Bounding box annotations
------------------------------------------------------------------------

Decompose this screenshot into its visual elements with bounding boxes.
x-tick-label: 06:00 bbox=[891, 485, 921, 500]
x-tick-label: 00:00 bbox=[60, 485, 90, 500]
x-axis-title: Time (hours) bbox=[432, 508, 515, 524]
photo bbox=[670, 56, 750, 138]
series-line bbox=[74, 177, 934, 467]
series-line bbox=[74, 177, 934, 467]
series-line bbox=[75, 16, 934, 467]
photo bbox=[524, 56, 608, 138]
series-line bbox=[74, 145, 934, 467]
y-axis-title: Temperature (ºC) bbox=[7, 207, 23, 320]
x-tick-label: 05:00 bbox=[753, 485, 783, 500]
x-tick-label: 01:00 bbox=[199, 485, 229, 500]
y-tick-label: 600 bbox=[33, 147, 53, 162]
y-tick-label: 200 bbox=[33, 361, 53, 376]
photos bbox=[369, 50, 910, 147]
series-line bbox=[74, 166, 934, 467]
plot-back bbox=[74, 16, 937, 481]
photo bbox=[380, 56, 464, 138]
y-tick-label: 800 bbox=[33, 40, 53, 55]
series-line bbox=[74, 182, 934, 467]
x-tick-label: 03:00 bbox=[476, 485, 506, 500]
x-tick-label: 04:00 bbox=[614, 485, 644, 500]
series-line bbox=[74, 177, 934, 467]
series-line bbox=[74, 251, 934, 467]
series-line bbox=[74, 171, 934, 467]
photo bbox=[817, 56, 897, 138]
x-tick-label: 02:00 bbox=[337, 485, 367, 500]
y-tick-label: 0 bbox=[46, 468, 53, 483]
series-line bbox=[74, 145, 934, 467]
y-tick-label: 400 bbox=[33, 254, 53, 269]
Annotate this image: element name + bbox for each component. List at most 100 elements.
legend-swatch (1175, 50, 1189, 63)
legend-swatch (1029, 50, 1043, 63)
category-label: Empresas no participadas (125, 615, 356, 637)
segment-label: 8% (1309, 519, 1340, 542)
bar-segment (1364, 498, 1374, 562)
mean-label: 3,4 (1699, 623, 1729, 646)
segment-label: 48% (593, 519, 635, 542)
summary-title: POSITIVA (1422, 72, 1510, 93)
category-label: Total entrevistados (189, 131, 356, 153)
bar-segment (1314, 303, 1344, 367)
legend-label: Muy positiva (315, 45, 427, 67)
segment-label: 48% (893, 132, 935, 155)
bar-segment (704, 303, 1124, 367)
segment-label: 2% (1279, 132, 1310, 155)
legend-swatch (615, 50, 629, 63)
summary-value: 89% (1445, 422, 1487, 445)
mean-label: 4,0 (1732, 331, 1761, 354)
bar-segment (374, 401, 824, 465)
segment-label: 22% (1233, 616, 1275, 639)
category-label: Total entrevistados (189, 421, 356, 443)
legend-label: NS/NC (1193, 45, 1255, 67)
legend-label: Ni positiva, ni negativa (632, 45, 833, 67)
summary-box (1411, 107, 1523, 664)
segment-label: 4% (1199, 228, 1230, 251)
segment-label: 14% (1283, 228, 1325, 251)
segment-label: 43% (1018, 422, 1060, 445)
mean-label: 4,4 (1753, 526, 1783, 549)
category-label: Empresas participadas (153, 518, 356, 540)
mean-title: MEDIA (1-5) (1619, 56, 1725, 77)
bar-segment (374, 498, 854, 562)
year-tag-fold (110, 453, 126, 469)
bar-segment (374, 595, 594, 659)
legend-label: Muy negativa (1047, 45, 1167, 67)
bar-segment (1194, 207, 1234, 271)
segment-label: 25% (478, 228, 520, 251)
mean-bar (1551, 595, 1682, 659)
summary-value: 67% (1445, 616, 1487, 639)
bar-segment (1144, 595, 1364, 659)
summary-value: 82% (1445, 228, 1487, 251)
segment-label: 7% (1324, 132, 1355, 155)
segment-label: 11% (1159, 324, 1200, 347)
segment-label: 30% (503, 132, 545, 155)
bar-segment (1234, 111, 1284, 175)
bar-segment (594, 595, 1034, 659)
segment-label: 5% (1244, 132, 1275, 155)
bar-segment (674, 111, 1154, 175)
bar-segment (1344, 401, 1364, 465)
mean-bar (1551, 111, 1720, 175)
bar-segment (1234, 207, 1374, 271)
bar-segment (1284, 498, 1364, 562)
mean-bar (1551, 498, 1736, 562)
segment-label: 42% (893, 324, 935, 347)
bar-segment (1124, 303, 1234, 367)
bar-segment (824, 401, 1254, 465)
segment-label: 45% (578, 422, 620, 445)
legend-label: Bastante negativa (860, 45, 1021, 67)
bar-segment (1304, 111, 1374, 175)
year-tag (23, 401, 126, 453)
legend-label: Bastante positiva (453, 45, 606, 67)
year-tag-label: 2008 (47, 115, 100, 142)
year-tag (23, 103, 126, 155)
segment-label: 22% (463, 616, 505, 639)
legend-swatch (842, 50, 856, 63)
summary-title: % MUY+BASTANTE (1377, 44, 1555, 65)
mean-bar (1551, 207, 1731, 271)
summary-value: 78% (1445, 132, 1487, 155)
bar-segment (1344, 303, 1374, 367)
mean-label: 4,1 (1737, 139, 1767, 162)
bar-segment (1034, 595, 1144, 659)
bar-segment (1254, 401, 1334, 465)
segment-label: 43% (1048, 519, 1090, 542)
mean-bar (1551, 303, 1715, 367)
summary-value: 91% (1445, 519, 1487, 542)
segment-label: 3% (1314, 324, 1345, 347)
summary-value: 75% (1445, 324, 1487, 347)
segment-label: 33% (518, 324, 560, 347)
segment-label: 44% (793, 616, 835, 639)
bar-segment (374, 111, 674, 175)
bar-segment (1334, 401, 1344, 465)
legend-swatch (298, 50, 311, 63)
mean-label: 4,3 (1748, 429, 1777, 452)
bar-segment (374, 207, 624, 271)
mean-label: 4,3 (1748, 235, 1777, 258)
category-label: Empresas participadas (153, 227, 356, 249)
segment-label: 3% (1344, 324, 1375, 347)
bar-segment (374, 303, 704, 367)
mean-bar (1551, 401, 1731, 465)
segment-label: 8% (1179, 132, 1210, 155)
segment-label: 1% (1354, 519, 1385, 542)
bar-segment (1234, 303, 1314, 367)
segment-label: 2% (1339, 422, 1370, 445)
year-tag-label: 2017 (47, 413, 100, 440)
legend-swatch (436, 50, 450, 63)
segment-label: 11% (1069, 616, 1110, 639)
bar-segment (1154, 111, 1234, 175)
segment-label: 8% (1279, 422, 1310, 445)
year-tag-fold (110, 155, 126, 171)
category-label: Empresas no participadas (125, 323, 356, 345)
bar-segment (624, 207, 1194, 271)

------------------------------------------------------------------------

Goal:
Copy all the items above word for word.

Result for this task:
Decompose this screenshot into its visual elements with bounding boxes.
x-tick-label: 06:00 bbox=[891, 485, 921, 500]
x-tick-label: 00:00 bbox=[60, 485, 90, 500]
x-axis-title: Time (hours) bbox=[432, 508, 515, 524]
photo bbox=[670, 56, 750, 138]
series-line bbox=[74, 177, 934, 467]
series-line bbox=[74, 177, 934, 467]
series-line bbox=[75, 16, 934, 467]
photo bbox=[524, 56, 608, 138]
series-line bbox=[74, 145, 934, 467]
y-axis-title: Temperature (ºC) bbox=[7, 207, 23, 320]
x-tick-label: 05:00 bbox=[753, 485, 783, 500]
x-tick-label: 01:00 bbox=[199, 485, 229, 500]
y-tick-label: 600 bbox=[33, 147, 53, 162]
y-tick-label: 200 bbox=[33, 361, 53, 376]
photos bbox=[369, 50, 910, 147]
series-line bbox=[74, 166, 934, 467]
plot-back bbox=[74, 16, 937, 481]
photo bbox=[380, 56, 464, 138]
y-tick-label: 800 bbox=[33, 40, 53, 55]
series-line bbox=[74, 182, 934, 467]
x-tick-label: 03:00 bbox=[476, 485, 506, 500]
x-tick-label: 04:00 bbox=[614, 485, 644, 500]
series-line bbox=[74, 177, 934, 467]
series-line bbox=[74, 251, 934, 467]
series-line bbox=[74, 171, 934, 467]
photo bbox=[817, 56, 897, 138]
x-tick-label: 02:00 bbox=[337, 485, 367, 500]
y-tick-label: 0 bbox=[46, 468, 53, 483]
series-line bbox=[74, 145, 934, 467]
y-tick-label: 400 bbox=[33, 254, 53, 269]
Annotate this image: element name + bbox for each component. List at most 100 elements.
legend-swatch (1175, 50, 1189, 63)
legend-swatch (1029, 50, 1043, 63)
category-label: Empresas no participadas (125, 615, 356, 637)
segment-label: 8% (1309, 519, 1340, 542)
bar-segment (1364, 498, 1374, 562)
mean-label: 3,4 (1699, 623, 1729, 646)
segment-label: 48% (593, 519, 635, 542)
summary-title: POSITIVA (1422, 72, 1510, 93)
category-label: Total entrevistados (189, 131, 356, 153)
bar-segment (1314, 303, 1344, 367)
legend-label: Muy positiva (315, 45, 427, 67)
segment-label: 48% (893, 132, 935, 155)
bar-segment (704, 303, 1124, 367)
segment-label: 2% (1279, 132, 1310, 155)
legend-swatch (615, 50, 629, 63)
summary-value: 89% (1445, 422, 1487, 445)
mean-label: 4,0 (1732, 331, 1761, 354)
bar-segment (374, 401, 824, 465)
segment-label: 22% (1233, 616, 1275, 639)
category-label: Total entrevistados (189, 421, 356, 443)
legend-label: NS/NC (1193, 45, 1255, 67)
legend-label: Ni positiva, ni negativa (632, 45, 833, 67)
summary-box (1411, 107, 1523, 664)
segment-label: 4% (1199, 228, 1230, 251)
segment-label: 14% (1283, 228, 1325, 251)
segment-label: 43% (1018, 422, 1060, 445)
mean-label: 4,4 (1753, 526, 1783, 549)
category-label: Empresas participadas (153, 518, 356, 540)
mean-title: MEDIA (1-5) (1619, 56, 1725, 77)
bar-segment (374, 498, 854, 562)
year-tag-fold (110, 453, 126, 469)
bar-segment (374, 595, 594, 659)
legend-label: Muy negativa (1047, 45, 1167, 67)
bar-segment (1194, 207, 1234, 271)
segment-label: 25% (478, 228, 520, 251)
mean-bar (1551, 595, 1682, 659)
summary-value: 67% (1445, 616, 1487, 639)
bar-segment (1144, 595, 1364, 659)
summary-value: 82% (1445, 228, 1487, 251)
segment-label: 7% (1324, 132, 1355, 155)
segment-label: 11% (1159, 324, 1200, 347)
segment-label: 30% (503, 132, 545, 155)
bar-segment (1234, 111, 1284, 175)
bar-segment (594, 595, 1034, 659)
segment-label: 5% (1244, 132, 1275, 155)
bar-segment (674, 111, 1154, 175)
bar-segment (1344, 401, 1364, 465)
mean-bar (1551, 111, 1720, 175)
bar-segment (1234, 207, 1374, 271)
bar-segment (1284, 498, 1364, 562)
mean-bar (1551, 498, 1736, 562)
segment-label: 42% (893, 324, 935, 347)
bar-segment (1124, 303, 1234, 367)
bar-segment (824, 401, 1254, 465)
segment-label: 45% (578, 422, 620, 445)
legend-label: Bastante negativa (860, 45, 1021, 67)
bar-segment (1304, 111, 1374, 175)
year-tag (23, 401, 126, 453)
legend-label: Bastante positiva (453, 45, 606, 67)
year-tag-label: 2008 (47, 115, 100, 142)
year-tag (23, 103, 126, 155)
segment-label: 22% (463, 616, 505, 639)
legend-swatch (842, 50, 856, 63)
summary-title: % MUY+BASTANTE (1377, 44, 1555, 65)
mean-bar (1551, 207, 1731, 271)
summary-value: 78% (1445, 132, 1487, 155)
bar-segment (1344, 303, 1374, 367)
mean-label: 4,1 (1737, 139, 1767, 162)
bar-segment (1034, 595, 1144, 659)
bar-segment (1254, 401, 1334, 465)
segment-label: 43% (1048, 519, 1090, 542)
mean-bar (1551, 303, 1715, 367)
summary-value: 91% (1445, 519, 1487, 542)
segment-label: 3% (1314, 324, 1345, 347)
summary-value: 75% (1445, 324, 1487, 347)
segment-label: 33% (518, 324, 560, 347)
segment-label: 44% (793, 616, 835, 639)
bar-segment (374, 111, 674, 175)
bar-segment (1334, 401, 1344, 465)
legend-swatch (298, 50, 311, 63)
mean-label: 4,3 (1748, 429, 1777, 452)
bar-segment (374, 207, 624, 271)
mean-label: 4,3 (1748, 235, 1777, 258)
category-label: Empresas participadas (153, 227, 356, 249)
segment-label: 3% (1344, 324, 1375, 347)
bar-segment (374, 303, 704, 367)
mean-bar (1551, 401, 1731, 465)
segment-label: 8% (1179, 132, 1210, 155)
segment-label: 1% (1354, 519, 1385, 542)
bar-segment (1234, 303, 1314, 367)
segment-label: 2% (1339, 422, 1370, 445)
year-tag-label: 2017 (47, 413, 100, 440)
legend-swatch (436, 50, 450, 63)
segment-label: 11% (1069, 616, 1110, 639)
bar-segment (1154, 111, 1234, 175)
segment-label: 8% (1279, 422, 1310, 445)
year-tag-fold (110, 155, 126, 171)
category-label: Empresas no participadas (125, 323, 356, 345)
bar-segment (624, 207, 1194, 271)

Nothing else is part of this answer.